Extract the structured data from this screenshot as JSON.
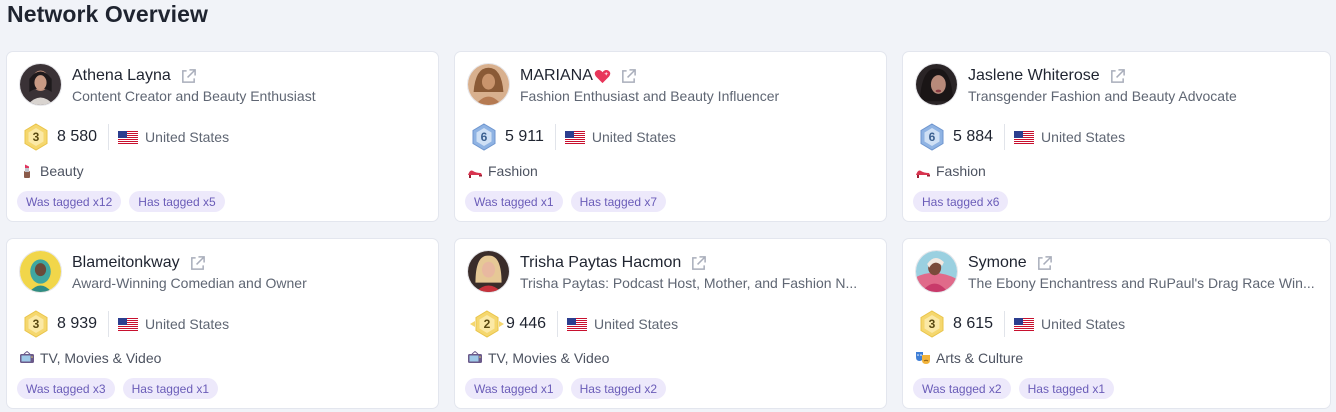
{
  "page_title": "Network Overview",
  "colors": {
    "background": "#f1f3f8",
    "card": "#ffffff",
    "tag_bg": "#ede9fb",
    "tag_text": "#6a5cb8",
    "gold_badge": "#f5d76e",
    "blue_badge": "#8fb3e3"
  },
  "cards": [
    {
      "name": "Athena Layna",
      "bio": "Content Creator and Beauty Enthusiast",
      "rank": "3",
      "rank_style": "gold",
      "score": "8 580",
      "country": "United States",
      "flag_icon": "us-flag-icon",
      "category_icon": "lipstick-icon",
      "category": "Beauty",
      "was_tagged": "Was tagged x12",
      "has_tagged": "Has tagged x5"
    },
    {
      "name": "MARIANA",
      "name_suffix_icon": "sparkling-heart-icon",
      "bio": "Fashion Enthusiast and Beauty Influencer",
      "rank": "6",
      "rank_style": "blue",
      "score": "5 911",
      "country": "United States",
      "flag_icon": "us-flag-icon",
      "category_icon": "high-heel-icon",
      "category": "Fashion",
      "was_tagged": "Was tagged x1",
      "has_tagged": "Has tagged x7"
    },
    {
      "name": "Jaslene Whiterose",
      "bio": "Transgender Fashion and Beauty Advocate",
      "rank": "6",
      "rank_style": "blue",
      "score": "5 884",
      "country": "United States",
      "flag_icon": "us-flag-icon",
      "category_icon": "high-heel-icon",
      "category": "Fashion",
      "was_tagged": "",
      "has_tagged": "Has tagged x6"
    },
    {
      "name": "Blameitonkway",
      "bio": "Award-Winning Comedian and Owner",
      "rank": "3",
      "rank_style": "gold",
      "score": "8 939",
      "country": "United States",
      "flag_icon": "us-flag-icon",
      "category_icon": "tv-icon",
      "category": "TV, Movies & Video",
      "was_tagged": "Was tagged x3",
      "has_tagged": "Has tagged x1"
    },
    {
      "name": "Trisha Paytas Hacmon",
      "bio": "Trisha Paytas: Podcast Host, Mother, and Fashion N...",
      "rank": "2",
      "rank_style": "gold",
      "score": "9 446",
      "country": "United States",
      "flag_icon": "us-flag-icon",
      "category_icon": "tv-icon",
      "category": "TV, Movies & Video",
      "was_tagged": "Was tagged x1",
      "has_tagged": "Has tagged x2"
    },
    {
      "name": "Symone",
      "bio": "The Ebony Enchantress and RuPaul's Drag Race Win...",
      "rank": "3",
      "rank_style": "gold",
      "score": "8 615",
      "country": "United States",
      "flag_icon": "us-flag-icon",
      "category_icon": "theater-masks-icon",
      "category": "Arts & Culture",
      "was_tagged": "Was tagged x2",
      "has_tagged": "Has tagged x1"
    }
  ]
}
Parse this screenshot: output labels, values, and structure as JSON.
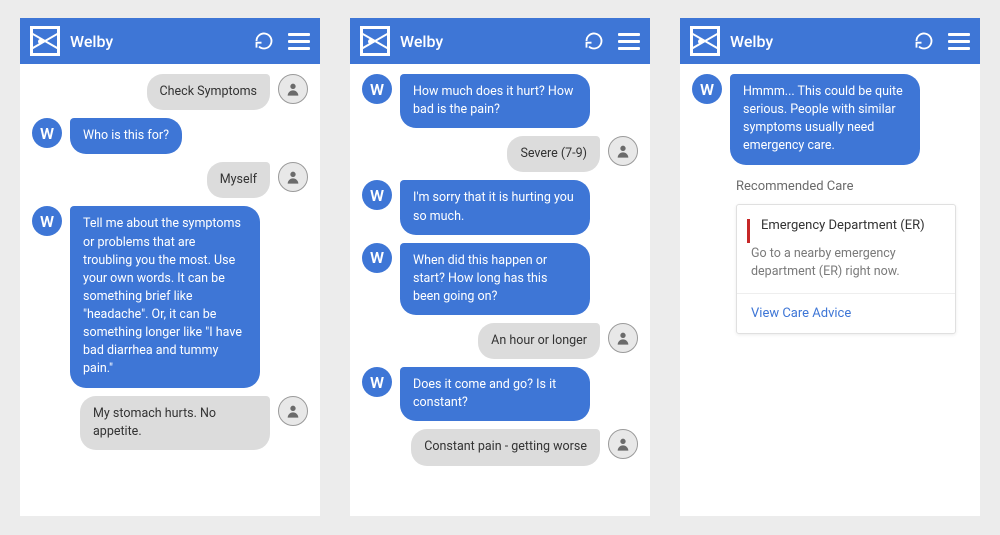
***
:: WHAT IS REQUIRED ::
Check each line of the records above for "Beauty", and copy those that have it.

:: EXPECTED OUTPUT ::
      "bio": "Content Creator and Beauty Enthusiast",
      "category": "Beauty",
      "bio": "Fashion Enthusiast and Beauty Influencer",
      "bio": "Transgender Fashion and Beauty Advocate",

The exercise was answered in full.